Given problem: Gather every line below where "marker" appears.
########
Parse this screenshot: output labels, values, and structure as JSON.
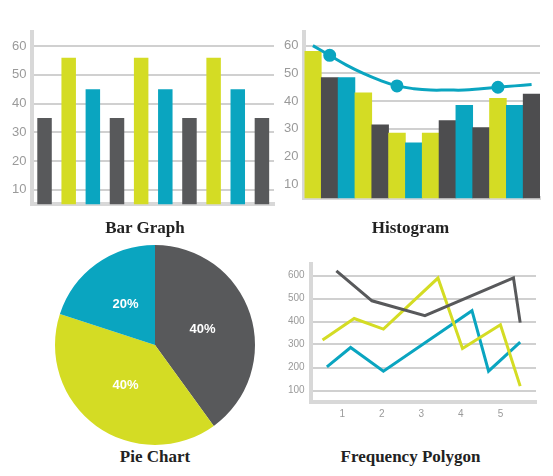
{
  "chart_data": [
    {
      "type": "bar",
      "title": "Bar Graph",
      "categories": [
        null,
        null,
        null,
        null,
        null,
        null,
        null,
        null,
        null,
        null
      ],
      "values": [
        35,
        56,
        45,
        35,
        56,
        45,
        35,
        56,
        45,
        35
      ],
      "colors": [
        "#58595b",
        "#d4dc24",
        "#0aa5c0",
        "#58595b",
        "#d4dc24",
        "#0aa5c0",
        "#58595b",
        "#d4dc24",
        "#0aa5c0",
        "#58595b"
      ],
      "ylim": [
        5,
        65
      ],
      "yticks": [
        10,
        20,
        30,
        40,
        50,
        60
      ],
      "grid": true,
      "tick_labels": "y"
    },
    {
      "type": "bar",
      "title": "Histogram",
      "categories": [
        null,
        null,
        null,
        null,
        null,
        null,
        null,
        null,
        null,
        null,
        null,
        null,
        null,
        null
      ],
      "series": [
        {
          "type": "bar",
          "values": [
            58,
            48.5,
            48.5,
            43,
            31.5,
            28.5,
            25,
            28.5,
            33,
            38.5,
            30.5,
            41,
            38.5,
            42.5
          ],
          "colors": [
            "#d4dc24",
            "#4d4d4f",
            "#0aa5c0",
            "#d4dc24",
            "#4d4d4f",
            "#d4dc24",
            "#0aa5c0",
            "#d4dc24",
            "#4d4d4f",
            "#0aa5c0",
            "#4d4d4f",
            "#d4dc24",
            "#0aa5c0",
            "#4d4d4f"
          ]
        },
        {
          "type": "line",
          "color": "#0aa5c0",
          "marker": "none",
          "line_style": "solid",
          "values": [
            60,
            56.5,
            53,
            50,
            47.5,
            45.5,
            44.5,
            44,
            44,
            44,
            44.5,
            45,
            45.5,
            46
          ]
        },
        {
          "type": "line",
          "color": "#0aa5c0",
          "marker": "circle",
          "line_style": "none",
          "values": [
            null,
            56.5,
            null,
            null,
            null,
            45.5,
            null,
            null,
            null,
            null,
            null,
            45,
            null,
            null
          ]
        }
      ],
      "ylim": [
        5,
        65
      ],
      "yticks": [
        10,
        20,
        30,
        40,
        50,
        60
      ],
      "grid": true,
      "tick_labels": "y"
    },
    {
      "type": "pie",
      "title": "Pie Chart",
      "values": [
        40,
        40,
        20
      ],
      "value_labels": [
        "40%",
        "40%",
        "20%"
      ],
      "colors": [
        "#58595b",
        "#d4dc24",
        "#0aa5c0"
      ],
      "data_labels": true,
      "tick_labels": false
    },
    {
      "type": "line",
      "title": "Frequency Polygon",
      "series": [
        {
          "color": "#58595b",
          "x": [
            0.85,
            1.75,
            3.09,
            5.33,
            5.5
          ],
          "values": [
            620,
            490,
            425,
            590,
            395
          ]
        },
        {
          "color": "#d4dc24",
          "x": [
            0.5,
            1.3,
            2.04,
            3.42,
            4.04,
            5.0,
            5.5
          ],
          "values": [
            320,
            413,
            367,
            589,
            283,
            386,
            119
          ]
        },
        {
          "color": "#0aa5c0",
          "x": [
            0.61,
            1.21,
            2.04,
            4.28,
            4.7,
            5.5
          ],
          "values": [
            203,
            287,
            184,
            447,
            184,
            310
          ]
        }
      ],
      "xlim": [
        0.2,
        5.9
      ],
      "xticks": [
        1,
        2,
        3,
        4,
        5
      ],
      "ylim": [
        50,
        650
      ],
      "yticks": [
        100,
        200,
        300,
        400,
        500,
        600
      ],
      "grid": true,
      "marker": "none"
    }
  ]
}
########
Completed exercise:
          "marker": "none",
          "marker": "circle",
      "marker": "none"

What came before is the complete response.